• _YOUR OBJECTIVE_: Which lines contain the string "into"? Please list every one of them.

Collection entries

#####

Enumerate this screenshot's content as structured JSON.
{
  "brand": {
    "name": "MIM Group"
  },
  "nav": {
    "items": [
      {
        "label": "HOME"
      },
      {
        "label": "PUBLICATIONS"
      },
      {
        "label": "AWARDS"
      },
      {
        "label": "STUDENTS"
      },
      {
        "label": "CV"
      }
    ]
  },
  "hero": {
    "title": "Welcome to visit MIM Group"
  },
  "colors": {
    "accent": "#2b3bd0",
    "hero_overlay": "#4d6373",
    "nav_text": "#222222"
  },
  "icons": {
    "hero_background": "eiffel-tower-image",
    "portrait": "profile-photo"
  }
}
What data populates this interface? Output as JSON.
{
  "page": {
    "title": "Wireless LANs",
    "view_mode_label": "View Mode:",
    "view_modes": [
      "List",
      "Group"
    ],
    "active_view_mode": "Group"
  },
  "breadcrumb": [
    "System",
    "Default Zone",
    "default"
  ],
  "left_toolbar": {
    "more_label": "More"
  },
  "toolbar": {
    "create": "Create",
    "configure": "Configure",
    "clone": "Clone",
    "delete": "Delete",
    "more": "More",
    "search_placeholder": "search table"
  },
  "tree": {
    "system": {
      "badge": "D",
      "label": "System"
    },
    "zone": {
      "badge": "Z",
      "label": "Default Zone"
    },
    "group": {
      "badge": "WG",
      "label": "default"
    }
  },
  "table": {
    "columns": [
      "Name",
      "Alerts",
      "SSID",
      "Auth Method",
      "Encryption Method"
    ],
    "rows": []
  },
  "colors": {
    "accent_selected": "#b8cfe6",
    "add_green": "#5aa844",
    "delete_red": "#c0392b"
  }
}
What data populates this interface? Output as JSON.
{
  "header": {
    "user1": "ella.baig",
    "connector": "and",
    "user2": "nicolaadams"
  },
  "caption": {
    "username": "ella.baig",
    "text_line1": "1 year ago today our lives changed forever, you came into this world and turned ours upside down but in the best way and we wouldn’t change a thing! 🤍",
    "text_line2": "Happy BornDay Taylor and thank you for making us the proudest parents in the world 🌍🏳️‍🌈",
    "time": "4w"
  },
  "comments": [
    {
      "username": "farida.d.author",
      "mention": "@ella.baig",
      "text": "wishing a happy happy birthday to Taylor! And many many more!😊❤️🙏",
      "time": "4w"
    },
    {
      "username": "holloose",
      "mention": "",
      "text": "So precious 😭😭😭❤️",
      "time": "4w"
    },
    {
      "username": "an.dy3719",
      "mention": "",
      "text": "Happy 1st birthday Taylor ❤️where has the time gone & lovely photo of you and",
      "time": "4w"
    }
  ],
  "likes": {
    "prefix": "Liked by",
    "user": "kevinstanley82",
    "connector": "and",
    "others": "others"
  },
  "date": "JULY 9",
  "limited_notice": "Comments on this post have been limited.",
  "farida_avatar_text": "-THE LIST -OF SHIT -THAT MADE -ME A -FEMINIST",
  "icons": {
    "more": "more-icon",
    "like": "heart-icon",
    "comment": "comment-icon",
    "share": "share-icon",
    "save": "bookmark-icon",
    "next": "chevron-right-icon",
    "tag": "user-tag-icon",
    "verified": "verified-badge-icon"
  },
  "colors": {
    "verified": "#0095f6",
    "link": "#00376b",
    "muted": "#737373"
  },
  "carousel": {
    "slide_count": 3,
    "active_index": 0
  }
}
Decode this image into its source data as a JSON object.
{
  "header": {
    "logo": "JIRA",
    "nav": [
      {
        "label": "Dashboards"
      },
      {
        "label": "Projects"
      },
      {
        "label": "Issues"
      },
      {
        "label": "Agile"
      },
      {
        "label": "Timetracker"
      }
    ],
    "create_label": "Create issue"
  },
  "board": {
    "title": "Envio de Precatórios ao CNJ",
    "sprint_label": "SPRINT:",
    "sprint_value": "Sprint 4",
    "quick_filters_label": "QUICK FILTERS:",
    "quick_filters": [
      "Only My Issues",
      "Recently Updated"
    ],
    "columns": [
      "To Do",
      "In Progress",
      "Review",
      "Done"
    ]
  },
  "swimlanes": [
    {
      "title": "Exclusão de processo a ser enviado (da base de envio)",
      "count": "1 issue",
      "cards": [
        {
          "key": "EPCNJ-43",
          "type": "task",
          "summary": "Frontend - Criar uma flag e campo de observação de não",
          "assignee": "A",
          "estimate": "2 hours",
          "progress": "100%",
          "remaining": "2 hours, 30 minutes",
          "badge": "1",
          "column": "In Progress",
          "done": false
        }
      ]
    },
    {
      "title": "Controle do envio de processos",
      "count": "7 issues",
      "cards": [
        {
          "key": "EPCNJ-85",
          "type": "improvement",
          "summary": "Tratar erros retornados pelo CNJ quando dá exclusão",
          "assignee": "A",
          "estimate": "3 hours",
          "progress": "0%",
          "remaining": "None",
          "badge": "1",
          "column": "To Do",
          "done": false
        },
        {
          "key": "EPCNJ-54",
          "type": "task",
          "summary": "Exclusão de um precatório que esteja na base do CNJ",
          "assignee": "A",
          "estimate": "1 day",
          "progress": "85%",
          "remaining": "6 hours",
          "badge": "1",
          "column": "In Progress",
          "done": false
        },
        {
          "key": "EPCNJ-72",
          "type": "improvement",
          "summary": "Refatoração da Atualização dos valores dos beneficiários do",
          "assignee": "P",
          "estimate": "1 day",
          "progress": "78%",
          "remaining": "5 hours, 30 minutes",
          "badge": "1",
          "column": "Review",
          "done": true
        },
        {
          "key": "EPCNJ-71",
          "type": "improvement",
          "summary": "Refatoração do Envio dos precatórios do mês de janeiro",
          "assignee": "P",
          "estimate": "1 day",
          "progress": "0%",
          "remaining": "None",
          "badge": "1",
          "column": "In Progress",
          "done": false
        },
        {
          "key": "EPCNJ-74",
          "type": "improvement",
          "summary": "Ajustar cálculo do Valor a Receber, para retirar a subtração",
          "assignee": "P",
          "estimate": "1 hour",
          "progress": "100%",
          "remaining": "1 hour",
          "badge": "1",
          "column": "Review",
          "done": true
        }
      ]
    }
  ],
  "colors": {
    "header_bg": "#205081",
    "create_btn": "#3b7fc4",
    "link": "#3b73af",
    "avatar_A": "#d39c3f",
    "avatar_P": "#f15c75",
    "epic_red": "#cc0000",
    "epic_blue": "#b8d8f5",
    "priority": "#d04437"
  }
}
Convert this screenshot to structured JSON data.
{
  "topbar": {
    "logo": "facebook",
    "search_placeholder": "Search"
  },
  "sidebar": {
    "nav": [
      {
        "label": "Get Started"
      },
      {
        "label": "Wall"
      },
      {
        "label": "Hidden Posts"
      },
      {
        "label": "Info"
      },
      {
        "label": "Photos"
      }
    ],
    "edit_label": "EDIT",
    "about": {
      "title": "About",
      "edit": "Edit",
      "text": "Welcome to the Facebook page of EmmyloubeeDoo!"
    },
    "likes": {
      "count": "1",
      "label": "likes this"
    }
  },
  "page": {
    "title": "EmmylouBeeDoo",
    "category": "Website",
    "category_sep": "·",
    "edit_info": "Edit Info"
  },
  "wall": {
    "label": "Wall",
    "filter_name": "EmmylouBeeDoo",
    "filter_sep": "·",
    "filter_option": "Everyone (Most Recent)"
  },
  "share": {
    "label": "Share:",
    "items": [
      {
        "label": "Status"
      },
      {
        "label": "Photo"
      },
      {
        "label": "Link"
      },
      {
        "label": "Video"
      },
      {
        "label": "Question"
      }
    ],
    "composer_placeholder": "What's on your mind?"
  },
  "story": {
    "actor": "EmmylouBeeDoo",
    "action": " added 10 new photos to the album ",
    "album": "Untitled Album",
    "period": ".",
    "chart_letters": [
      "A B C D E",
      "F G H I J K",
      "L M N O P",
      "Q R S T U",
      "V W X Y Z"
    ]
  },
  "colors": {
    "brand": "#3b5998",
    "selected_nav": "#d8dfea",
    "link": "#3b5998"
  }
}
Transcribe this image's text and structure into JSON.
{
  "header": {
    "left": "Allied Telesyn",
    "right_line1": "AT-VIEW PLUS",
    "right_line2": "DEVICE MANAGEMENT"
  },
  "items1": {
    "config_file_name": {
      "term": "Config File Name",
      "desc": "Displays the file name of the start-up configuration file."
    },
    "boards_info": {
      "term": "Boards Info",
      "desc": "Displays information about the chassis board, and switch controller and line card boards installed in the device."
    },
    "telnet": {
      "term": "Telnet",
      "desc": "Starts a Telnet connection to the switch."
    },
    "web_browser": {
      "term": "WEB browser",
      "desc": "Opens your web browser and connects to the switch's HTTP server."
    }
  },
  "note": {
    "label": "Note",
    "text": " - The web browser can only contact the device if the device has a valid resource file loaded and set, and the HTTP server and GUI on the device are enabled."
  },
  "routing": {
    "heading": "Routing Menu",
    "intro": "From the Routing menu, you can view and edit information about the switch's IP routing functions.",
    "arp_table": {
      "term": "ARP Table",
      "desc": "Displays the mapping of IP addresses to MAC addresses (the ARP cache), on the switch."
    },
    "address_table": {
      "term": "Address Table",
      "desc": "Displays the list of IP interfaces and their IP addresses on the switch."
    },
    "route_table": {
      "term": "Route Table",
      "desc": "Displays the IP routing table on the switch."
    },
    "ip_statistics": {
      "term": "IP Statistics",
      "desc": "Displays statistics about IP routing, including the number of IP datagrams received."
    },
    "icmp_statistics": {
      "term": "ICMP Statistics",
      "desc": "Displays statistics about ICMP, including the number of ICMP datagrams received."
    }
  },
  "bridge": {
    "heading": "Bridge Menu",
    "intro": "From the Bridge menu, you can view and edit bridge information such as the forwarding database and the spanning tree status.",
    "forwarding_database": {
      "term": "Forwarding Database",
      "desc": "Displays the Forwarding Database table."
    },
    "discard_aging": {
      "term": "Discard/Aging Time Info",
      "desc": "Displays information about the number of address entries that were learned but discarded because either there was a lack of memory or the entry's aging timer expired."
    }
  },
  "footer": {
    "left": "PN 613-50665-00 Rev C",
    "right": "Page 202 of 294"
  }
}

#####

• _TASK ANSWER_:
    "text_line1": "1 year ago today our lives changed forever, you came into this world and turned ours upside down but in the best way and we wouldn’t change a thing! 🤍",
Decode this image into its source data as a JSON object.
Transcribe this image's text and structure into JSON.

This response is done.